Exercise task – Go through the entries below and copy each line containing the word "Jugo".
***** Material for the task *****
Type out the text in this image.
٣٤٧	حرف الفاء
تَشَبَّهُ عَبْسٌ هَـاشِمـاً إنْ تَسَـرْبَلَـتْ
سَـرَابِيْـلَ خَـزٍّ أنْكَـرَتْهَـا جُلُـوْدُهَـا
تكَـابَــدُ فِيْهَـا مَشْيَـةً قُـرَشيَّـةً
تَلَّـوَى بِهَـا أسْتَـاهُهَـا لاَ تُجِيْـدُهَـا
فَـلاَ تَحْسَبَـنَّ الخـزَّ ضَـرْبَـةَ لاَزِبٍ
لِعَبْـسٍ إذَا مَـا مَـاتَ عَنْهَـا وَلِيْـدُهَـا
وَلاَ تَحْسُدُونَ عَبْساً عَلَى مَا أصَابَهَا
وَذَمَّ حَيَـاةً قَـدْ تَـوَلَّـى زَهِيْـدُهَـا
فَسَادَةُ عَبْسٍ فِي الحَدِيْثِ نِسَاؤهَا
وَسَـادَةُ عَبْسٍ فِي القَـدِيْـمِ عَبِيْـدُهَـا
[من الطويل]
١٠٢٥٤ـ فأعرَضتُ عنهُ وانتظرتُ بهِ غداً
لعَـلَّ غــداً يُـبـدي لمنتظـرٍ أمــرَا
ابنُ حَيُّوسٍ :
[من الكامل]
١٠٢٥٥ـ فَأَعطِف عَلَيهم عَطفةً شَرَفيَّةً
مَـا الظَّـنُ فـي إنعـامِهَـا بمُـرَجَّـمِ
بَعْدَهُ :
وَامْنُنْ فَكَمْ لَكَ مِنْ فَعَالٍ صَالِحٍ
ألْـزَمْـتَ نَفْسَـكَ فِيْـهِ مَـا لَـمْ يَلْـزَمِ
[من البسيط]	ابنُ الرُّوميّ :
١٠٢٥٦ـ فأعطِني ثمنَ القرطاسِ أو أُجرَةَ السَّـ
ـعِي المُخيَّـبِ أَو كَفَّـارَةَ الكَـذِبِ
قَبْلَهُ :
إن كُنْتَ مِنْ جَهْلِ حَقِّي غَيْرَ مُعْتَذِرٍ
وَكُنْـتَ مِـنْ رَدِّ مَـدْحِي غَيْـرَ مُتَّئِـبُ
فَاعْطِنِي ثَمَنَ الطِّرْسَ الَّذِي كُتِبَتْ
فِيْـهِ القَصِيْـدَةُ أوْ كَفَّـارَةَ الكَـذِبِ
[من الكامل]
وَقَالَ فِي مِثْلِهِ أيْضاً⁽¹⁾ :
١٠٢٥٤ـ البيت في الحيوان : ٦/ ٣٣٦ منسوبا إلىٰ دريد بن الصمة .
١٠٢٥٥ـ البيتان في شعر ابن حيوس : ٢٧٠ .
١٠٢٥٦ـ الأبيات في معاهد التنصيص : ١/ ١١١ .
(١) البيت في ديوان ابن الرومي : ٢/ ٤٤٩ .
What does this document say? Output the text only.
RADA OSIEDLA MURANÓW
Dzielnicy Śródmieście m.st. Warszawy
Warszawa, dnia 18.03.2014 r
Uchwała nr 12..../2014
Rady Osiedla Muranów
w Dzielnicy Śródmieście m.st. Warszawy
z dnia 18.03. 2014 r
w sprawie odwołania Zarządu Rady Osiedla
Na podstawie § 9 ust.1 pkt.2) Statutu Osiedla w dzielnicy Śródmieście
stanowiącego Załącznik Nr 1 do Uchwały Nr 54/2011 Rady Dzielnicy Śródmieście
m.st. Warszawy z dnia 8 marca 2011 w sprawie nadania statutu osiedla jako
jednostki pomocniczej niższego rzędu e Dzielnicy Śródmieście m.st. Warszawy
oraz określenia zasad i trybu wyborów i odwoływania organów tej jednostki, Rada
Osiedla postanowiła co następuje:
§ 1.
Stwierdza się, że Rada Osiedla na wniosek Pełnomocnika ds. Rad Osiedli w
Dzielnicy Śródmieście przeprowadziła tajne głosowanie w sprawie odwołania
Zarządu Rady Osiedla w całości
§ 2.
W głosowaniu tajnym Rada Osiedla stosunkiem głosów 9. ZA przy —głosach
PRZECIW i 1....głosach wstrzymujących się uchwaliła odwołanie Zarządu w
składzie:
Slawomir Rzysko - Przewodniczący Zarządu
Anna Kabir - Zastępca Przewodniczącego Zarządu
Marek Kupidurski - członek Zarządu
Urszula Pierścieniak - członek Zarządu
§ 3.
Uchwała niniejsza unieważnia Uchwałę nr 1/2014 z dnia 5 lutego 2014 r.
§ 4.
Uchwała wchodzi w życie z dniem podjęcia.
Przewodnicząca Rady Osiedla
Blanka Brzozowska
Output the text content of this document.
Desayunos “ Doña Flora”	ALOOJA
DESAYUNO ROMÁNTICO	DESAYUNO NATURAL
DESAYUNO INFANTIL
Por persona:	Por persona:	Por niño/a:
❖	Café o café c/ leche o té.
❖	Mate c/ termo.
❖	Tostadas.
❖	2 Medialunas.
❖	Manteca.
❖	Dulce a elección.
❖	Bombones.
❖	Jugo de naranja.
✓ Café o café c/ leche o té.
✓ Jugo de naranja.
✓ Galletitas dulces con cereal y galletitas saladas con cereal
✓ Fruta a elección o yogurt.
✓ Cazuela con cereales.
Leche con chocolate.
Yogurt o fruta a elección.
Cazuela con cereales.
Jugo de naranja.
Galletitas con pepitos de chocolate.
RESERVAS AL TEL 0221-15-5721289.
*****
Response to this exercise –
❖	Jugo de naranja.
✓ Jugo de naranja.
Jugo de naranja.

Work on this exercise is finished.